[Figure content listings]
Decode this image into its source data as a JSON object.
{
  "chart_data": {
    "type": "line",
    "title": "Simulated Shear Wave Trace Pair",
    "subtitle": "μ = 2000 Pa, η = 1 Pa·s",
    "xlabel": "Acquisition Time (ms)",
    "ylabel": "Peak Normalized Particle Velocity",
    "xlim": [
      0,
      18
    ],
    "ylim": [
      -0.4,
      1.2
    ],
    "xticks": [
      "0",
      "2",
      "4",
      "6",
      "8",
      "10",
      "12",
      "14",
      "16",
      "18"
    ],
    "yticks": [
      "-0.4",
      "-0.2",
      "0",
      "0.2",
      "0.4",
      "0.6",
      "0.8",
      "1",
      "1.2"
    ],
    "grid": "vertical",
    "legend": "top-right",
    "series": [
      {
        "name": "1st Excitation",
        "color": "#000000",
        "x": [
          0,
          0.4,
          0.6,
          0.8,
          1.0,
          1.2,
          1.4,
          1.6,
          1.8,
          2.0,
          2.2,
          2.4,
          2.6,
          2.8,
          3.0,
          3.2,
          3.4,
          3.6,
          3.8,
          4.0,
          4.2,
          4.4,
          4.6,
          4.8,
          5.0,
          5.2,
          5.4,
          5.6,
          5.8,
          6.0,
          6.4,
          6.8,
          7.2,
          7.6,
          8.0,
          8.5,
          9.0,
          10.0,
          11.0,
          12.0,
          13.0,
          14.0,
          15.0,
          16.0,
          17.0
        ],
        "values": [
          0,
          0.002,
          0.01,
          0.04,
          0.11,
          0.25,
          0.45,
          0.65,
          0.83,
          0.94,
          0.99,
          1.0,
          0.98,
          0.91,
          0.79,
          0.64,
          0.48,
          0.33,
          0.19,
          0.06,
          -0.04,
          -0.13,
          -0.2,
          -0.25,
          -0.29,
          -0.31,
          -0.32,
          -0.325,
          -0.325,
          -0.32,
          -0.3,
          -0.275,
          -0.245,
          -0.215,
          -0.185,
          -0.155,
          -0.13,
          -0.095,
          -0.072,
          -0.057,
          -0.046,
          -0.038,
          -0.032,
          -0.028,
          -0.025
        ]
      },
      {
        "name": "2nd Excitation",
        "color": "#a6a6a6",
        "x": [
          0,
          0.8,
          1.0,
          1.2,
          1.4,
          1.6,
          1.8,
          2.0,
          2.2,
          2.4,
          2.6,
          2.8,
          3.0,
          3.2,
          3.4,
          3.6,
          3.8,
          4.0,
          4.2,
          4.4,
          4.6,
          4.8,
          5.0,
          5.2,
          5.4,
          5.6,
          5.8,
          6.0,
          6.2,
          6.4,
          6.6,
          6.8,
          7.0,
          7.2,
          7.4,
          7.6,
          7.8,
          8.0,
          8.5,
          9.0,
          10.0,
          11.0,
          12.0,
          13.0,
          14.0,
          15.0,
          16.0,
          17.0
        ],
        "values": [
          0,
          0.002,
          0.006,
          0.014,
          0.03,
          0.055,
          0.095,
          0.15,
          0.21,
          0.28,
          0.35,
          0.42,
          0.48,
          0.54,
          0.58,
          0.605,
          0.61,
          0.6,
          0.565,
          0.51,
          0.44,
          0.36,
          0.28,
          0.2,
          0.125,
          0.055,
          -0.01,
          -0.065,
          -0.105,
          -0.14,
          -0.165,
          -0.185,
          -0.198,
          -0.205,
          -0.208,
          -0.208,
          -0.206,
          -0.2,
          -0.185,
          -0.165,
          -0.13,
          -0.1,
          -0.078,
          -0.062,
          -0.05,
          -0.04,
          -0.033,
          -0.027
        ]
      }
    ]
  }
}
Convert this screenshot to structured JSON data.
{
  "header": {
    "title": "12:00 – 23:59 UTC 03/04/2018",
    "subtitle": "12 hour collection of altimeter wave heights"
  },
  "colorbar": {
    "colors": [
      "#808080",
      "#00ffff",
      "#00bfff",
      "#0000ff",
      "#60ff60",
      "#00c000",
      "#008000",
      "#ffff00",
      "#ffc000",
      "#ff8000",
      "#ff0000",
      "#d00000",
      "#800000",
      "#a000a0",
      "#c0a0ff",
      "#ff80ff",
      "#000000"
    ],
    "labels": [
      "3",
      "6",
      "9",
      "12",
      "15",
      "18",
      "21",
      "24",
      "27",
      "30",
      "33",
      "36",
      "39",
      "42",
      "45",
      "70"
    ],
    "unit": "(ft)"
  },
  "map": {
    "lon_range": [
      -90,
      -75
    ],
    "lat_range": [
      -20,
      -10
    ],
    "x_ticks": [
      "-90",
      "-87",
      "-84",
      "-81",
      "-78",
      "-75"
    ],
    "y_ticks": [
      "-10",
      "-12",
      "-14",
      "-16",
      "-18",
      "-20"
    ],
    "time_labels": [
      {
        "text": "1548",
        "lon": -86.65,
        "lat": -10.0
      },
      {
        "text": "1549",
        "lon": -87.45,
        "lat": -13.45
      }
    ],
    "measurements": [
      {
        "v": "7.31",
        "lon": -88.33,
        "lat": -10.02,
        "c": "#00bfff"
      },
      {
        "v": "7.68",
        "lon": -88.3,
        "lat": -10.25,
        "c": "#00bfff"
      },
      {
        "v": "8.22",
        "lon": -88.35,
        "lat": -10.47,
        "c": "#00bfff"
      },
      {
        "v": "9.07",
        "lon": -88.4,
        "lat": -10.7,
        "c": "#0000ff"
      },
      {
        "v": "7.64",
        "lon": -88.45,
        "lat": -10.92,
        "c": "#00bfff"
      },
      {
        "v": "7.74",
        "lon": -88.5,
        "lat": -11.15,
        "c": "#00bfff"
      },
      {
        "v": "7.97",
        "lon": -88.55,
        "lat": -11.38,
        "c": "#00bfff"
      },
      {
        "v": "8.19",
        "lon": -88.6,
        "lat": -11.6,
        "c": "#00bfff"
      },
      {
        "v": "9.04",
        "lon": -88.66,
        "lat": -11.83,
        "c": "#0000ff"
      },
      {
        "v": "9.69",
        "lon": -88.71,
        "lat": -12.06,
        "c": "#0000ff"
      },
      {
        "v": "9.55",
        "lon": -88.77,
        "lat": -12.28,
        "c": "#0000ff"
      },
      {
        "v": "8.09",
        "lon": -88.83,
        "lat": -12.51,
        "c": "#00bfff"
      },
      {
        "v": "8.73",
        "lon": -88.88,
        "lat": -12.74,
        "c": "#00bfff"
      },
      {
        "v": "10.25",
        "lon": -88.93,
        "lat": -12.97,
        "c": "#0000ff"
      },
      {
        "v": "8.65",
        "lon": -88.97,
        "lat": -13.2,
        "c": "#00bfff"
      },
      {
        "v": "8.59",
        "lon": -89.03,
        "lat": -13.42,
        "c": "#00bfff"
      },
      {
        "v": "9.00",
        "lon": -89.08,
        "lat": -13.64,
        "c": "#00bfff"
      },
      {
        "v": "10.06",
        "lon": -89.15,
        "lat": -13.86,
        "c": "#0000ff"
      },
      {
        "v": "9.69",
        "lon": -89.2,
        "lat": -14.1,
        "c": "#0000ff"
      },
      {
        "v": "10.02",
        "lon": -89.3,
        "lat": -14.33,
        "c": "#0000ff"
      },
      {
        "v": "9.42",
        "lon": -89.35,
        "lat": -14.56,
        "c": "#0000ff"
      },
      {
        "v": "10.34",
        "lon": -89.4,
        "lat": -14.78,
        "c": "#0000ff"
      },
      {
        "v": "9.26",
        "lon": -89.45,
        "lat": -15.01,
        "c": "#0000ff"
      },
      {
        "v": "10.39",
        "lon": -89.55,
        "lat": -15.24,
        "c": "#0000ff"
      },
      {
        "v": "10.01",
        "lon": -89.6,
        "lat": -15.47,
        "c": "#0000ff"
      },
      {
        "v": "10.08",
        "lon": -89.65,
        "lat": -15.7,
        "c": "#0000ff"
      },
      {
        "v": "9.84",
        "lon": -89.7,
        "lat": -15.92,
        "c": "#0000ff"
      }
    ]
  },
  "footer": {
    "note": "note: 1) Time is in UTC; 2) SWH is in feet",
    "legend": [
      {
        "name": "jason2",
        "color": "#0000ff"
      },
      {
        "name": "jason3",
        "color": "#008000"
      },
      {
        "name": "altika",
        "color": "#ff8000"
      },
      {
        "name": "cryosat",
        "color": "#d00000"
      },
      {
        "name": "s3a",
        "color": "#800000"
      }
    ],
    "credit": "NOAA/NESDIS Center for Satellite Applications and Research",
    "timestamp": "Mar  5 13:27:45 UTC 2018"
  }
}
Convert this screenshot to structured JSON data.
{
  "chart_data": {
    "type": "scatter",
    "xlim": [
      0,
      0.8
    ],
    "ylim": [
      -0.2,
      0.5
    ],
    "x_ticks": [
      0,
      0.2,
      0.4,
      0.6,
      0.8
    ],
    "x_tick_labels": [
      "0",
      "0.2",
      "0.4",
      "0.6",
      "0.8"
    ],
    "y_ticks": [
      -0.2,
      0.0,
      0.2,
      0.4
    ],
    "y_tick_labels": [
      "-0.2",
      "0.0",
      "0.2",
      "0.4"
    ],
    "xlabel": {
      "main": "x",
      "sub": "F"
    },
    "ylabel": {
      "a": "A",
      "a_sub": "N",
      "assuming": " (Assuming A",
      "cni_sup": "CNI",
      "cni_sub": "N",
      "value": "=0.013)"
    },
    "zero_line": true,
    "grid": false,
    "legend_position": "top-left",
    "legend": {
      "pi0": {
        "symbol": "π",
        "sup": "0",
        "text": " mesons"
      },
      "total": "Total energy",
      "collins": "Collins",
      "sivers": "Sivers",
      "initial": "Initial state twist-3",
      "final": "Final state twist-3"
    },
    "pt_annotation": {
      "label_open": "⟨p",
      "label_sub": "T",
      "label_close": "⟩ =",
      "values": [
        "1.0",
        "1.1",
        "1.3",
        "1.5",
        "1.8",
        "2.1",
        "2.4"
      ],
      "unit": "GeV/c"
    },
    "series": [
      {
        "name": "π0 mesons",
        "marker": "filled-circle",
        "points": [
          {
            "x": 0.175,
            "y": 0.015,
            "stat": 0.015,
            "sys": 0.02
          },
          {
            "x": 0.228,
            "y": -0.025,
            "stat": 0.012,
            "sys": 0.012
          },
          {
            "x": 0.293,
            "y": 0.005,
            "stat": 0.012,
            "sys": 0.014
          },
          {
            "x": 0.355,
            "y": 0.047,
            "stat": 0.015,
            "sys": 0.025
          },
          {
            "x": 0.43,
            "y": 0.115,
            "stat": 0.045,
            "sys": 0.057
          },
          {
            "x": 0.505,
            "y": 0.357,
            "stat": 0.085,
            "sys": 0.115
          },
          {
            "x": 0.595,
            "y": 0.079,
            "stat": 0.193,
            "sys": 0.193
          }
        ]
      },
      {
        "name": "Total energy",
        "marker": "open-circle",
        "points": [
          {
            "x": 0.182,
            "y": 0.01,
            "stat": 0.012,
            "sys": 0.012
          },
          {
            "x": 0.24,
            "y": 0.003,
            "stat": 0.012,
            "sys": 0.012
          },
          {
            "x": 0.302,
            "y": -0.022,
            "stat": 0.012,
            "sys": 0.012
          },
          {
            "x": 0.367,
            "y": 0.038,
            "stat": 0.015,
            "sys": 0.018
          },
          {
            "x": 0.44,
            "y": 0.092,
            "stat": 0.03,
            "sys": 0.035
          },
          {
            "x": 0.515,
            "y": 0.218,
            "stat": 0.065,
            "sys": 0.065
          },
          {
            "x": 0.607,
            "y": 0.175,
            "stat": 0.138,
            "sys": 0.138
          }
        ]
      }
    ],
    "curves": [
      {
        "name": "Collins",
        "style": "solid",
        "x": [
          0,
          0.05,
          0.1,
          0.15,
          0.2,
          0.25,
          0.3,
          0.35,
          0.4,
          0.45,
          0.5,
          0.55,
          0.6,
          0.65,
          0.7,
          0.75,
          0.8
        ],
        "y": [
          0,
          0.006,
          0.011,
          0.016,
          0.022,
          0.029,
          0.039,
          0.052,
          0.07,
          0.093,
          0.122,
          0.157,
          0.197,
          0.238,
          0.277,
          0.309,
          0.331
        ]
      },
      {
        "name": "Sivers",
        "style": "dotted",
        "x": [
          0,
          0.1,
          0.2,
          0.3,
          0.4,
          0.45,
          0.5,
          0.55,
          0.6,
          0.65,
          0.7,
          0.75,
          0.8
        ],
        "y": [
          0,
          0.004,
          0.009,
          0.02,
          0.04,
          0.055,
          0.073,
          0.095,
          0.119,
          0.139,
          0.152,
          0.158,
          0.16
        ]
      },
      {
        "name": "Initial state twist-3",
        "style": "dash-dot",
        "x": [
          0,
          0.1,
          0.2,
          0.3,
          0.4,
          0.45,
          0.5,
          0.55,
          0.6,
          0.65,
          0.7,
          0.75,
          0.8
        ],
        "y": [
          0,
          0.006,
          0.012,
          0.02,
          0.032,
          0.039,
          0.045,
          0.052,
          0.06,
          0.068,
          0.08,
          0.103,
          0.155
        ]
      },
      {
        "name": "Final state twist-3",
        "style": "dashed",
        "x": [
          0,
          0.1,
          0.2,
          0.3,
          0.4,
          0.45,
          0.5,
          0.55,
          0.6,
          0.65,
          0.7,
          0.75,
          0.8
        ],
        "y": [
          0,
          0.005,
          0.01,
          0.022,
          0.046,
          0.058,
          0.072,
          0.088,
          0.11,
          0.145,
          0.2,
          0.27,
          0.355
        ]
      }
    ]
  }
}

## REQUIRED WORK
Gather all lines from the records above in which "ylabel" appears.

## EXERCISE RESULT
    "ylabel": "Peak Normalized Particle Velocity",
    "ylabel": {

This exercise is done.